** Start ENTRIES **

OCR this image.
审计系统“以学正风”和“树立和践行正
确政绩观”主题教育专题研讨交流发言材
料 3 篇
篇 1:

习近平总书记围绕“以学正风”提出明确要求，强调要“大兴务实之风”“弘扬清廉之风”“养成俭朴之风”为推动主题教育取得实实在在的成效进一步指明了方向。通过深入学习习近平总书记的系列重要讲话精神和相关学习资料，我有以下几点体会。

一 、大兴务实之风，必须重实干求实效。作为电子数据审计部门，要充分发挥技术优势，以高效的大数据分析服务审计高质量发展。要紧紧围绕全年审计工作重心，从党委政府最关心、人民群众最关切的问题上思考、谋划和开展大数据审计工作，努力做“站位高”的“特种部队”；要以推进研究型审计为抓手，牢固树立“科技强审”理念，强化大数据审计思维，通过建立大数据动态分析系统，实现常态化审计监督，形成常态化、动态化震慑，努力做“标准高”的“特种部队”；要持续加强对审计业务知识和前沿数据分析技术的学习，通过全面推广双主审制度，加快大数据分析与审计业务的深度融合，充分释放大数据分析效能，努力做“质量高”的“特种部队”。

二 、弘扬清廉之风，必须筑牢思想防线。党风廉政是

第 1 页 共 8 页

** End ENTRIES **

TASK TO COMPLETE> Every entry should be printed again exactly as written.

ANSWER TO THIS EXERCISE>
OCR this image.
审计系统“以学正风”和“树立和践行正
确政绩观”主题教育专题研讨交流发言材
料 3 篇
篇 1:

习近平总书记围绕“以学正风”提出明确要求，强调要“大兴务实之风”“弘扬清廉之风”“养成俭朴之风”为推动主题教育取得实实在在的成效进一步指明了方向。通过深入学习习近平总书记的系列重要讲话精神和相关学习资料，我有以下几点体会。

一 、大兴务实之风，必须重实干求实效。作为电子数据审计部门，要充分发挥技术优势，以高效的大数据分析服务审计高质量发展。要紧紧围绕全年审计工作重心，从党委政府最关心、人民群众最关切的问题上思考、谋划和开展大数据审计工作，努力做“站位高”的“特种部队”；要以推进研究型审计为抓手，牢固树立“科技强审”理念，强化大数据审计思维，通过建立大数据动态分析系统，实现常态化审计监督，形成常态化、动态化震慑，努力做“标准高”的“特种部队”；要持续加强对审计业务知识和前沿数据分析技术的学习，通过全面推广双主审制度，加快大数据分析与审计业务的深度融合，充分释放大数据分析效能，努力做“质量高”的“特种部队”。

二 、弘扬清廉之风，必须筑牢思想防线。党风廉政是

第 1 页 共 8 页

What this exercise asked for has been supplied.